• _Records from a collection_
· · ·
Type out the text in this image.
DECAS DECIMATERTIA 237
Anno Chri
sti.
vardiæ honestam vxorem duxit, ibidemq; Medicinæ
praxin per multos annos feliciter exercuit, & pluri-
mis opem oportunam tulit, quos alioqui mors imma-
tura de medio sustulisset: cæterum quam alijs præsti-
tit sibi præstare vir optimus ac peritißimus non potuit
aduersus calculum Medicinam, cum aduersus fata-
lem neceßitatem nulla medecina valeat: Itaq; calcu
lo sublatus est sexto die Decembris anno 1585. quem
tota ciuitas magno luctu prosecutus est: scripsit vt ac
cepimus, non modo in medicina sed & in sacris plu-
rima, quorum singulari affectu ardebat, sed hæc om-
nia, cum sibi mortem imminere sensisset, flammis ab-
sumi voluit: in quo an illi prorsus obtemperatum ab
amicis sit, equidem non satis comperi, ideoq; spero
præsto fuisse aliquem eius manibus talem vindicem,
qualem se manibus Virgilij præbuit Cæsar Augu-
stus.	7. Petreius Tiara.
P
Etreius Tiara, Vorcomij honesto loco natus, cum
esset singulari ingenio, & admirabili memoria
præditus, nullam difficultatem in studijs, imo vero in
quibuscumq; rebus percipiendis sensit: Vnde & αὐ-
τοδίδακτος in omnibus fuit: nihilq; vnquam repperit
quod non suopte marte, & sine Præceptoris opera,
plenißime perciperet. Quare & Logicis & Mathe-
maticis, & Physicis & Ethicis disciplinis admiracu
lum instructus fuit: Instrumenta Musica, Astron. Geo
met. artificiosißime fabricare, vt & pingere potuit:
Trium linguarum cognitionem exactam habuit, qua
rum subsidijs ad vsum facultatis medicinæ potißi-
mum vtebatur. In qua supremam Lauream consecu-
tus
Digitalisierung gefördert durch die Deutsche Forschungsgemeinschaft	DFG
· · ·
Reproduce every line of the material above exactly.

• _RESPONSE BELOW_
Type out the text in this image.
DECAS DECIMATERTIA 237
Anno Chri
sti.
vardiæ honestam vxorem duxit, ibidemq; Medicinæ
praxin per multos annos feliciter exercuit, & pluri-
mis opem oportunam tulit, quos alioqui mors imma-
tura de medio sustulisset: cæterum quam alijs præsti-
tit sibi præstare vir optimus ac peritißimus non potuit
aduersus calculum Medicinam, cum aduersus fata-
lem neceßitatem nulla medecina valeat: Itaq; calcu
lo sublatus est sexto die Decembris anno 1585. quem
tota ciuitas magno luctu prosecutus est: scripsit vt ac
cepimus, non modo in medicina sed & in sacris plu-
rima, quorum singulari affectu ardebat, sed hæc om-
nia, cum sibi mortem imminere sensisset, flammis ab-
sumi voluit: in quo an illi prorsus obtemperatum ab
amicis sit, equidem non satis comperi, ideoq; spero
præsto fuisse aliquem eius manibus talem vindicem,
qualem se manibus Virgilij præbuit Cæsar Augu-
stus.	7. Petreius Tiara.
P
Etreius Tiara, Vorcomij honesto loco natus, cum
esset singulari ingenio, & admirabili memoria
præditus, nullam difficultatem in studijs, imo vero in
quibuscumq; rebus percipiendis sensit: Vnde & αὐ-
τοδίδακτος in omnibus fuit: nihilq; vnquam repperit
quod non suopte marte, & sine Præceptoris opera,
plenißime perciperet. Quare & Logicis & Mathe-
maticis, & Physicis & Ethicis disciplinis admiracu
lum instructus fuit: Instrumenta Musica, Astron. Geo
met. artificiosißime fabricare, vt & pingere potuit:
Trium linguarum cognitionem exactam habuit, qua
rum subsidijs ad vsum facultatis medicinæ potißi-
mum vtebatur. In qua supremam Lauream consecu-
tus
Digitalisierung gefördert durch die Deutsche Forschungsgemeinschaft	DFG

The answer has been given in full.